- SET TASK
Gather all lines from the material that contain the word "Каталог".

[Data entries]
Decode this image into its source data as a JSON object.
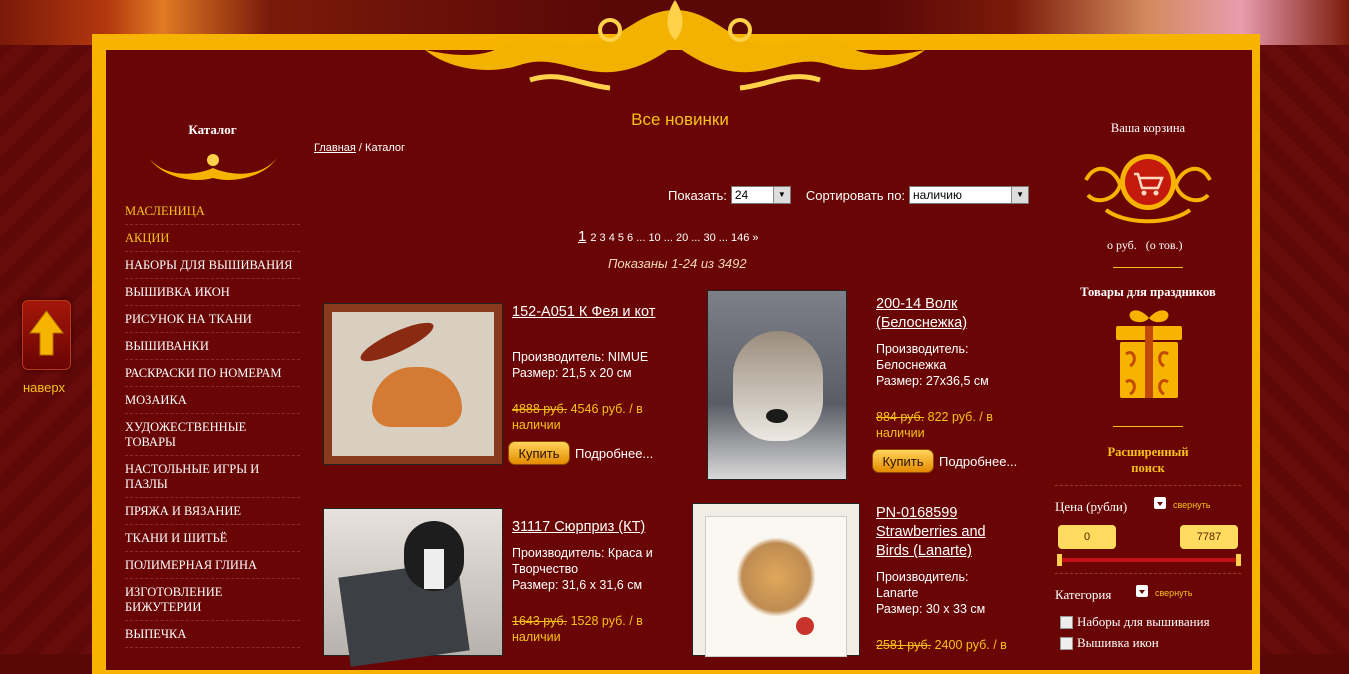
{
  "left": {
    "title": "Каталог",
    "menu": [
      {
        "label": "МАСЛЕНИЦА",
        "highlight": true
      },
      {
        "label": "АКЦИИ",
        "highlight": true
      },
      {
        "label": "НАБОРЫ ДЛЯ ВЫШИВАНИЯ",
        "highlight": false
      },
      {
        "label": "ВЫШИВКА ИКОН",
        "highlight": false
      },
      {
        "label": "РИСУНОК НА ТКАНИ",
        "highlight": false
      },
      {
        "label": "ВЫШИВАНКИ",
        "highlight": false
      },
      {
        "label": "РАСКРАСКИ ПО НОМЕРАМ",
        "highlight": false
      },
      {
        "label": "МОЗАИКА",
        "highlight": false
      },
      {
        "label": "ХУДОЖЕСТВЕННЫЕ ТОВАРЫ",
        "highlight": false
      },
      {
        "label": "НАСТОЛЬНЫЕ ИГРЫ И ПАЗЛЫ",
        "highlight": false
      },
      {
        "label": "ПРЯЖА И ВЯЗАНИЕ",
        "highlight": false
      },
      {
        "label": "ТКАНИ И ШИТЬЁ",
        "highlight": false
      },
      {
        "label": "ПОЛИМЕРНАЯ ГЛИНА",
        "highlight": false
      },
      {
        "label": "ИЗГОТОВЛЕНИЕ БИЖУТЕРИИ",
        "highlight": false
      },
      {
        "label": "ВЫПЕЧКА",
        "highlight": false
      }
    ]
  },
  "up_label": "наверх",
  "center": {
    "title": "Все новинки",
    "breadcrumb_home": "Главная",
    "breadcrumb_sep": " / ",
    "breadcrumb_current": "Каталог",
    "show_label": "Показать:",
    "show_value": "24",
    "sort_label": "Сортировать по:",
    "sort_value": "наличию",
    "pager_current": "1",
    "pager_rest": "2 3 4 5 6 ... 10 ... 20 ... 30 ... 146 »",
    "shown_text": "Показаны 1-24 из 3492",
    "buy_label": "Купить",
    "more_label": "Подробнее...",
    "products": [
      {
        "title": "152-A051 К Фея и кот",
        "maker_line": "Производитель: NIMUE",
        "size_line": "Размер: 21,5 х 20 см",
        "old_price": "4888 руб.",
        "price": "4546 руб. / в наличии"
      },
      {
        "title": "200-14 Волк (Белоснежка)",
        "maker_line": "Производитель: Белоснежка",
        "size_line": "Размер: 27х36,5 см",
        "old_price": "884 руб.",
        "price": "822 руб. / в наличии"
      },
      {
        "title": "31117 Сюрприз (КТ)",
        "maker_line": "Производитель: Краса и Творчество",
        "size_line": "Размер: 31,6 х 31,6 см",
        "old_price": "1643 руб.",
        "price": "1528 руб. / в наличии"
      },
      {
        "title": "PN-0168599 Strawberries and Birds (Lanarte)",
        "maker_line": "Производитель: Lanarte",
        "size_line": "Размер: 30 х 33 см",
        "old_price": "2581 руб.",
        "price": "2400 руб. / в"
      }
    ]
  },
  "right": {
    "cart_title": "Ваша корзина",
    "cart_sum": "о руб.",
    "cart_count": "(о тов.)",
    "holiday_title": "Товары для праздников",
    "adv_search": "Расширенный поиск",
    "price_label": "Цена (рубли)",
    "collapse_label": "свернуть",
    "price_min": "0",
    "price_max": "7787",
    "category_label": "Категория",
    "categories": [
      "Наборы для вышивания",
      "Вышивка икон"
    ]
  },
  "colors": {
    "accent": "#f6c21a",
    "frame": "#f6b400",
    "background": "#6a0505"
  }
}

- SOLUTION
    "title": "Каталог",
    "breadcrumb_current": "Каталог",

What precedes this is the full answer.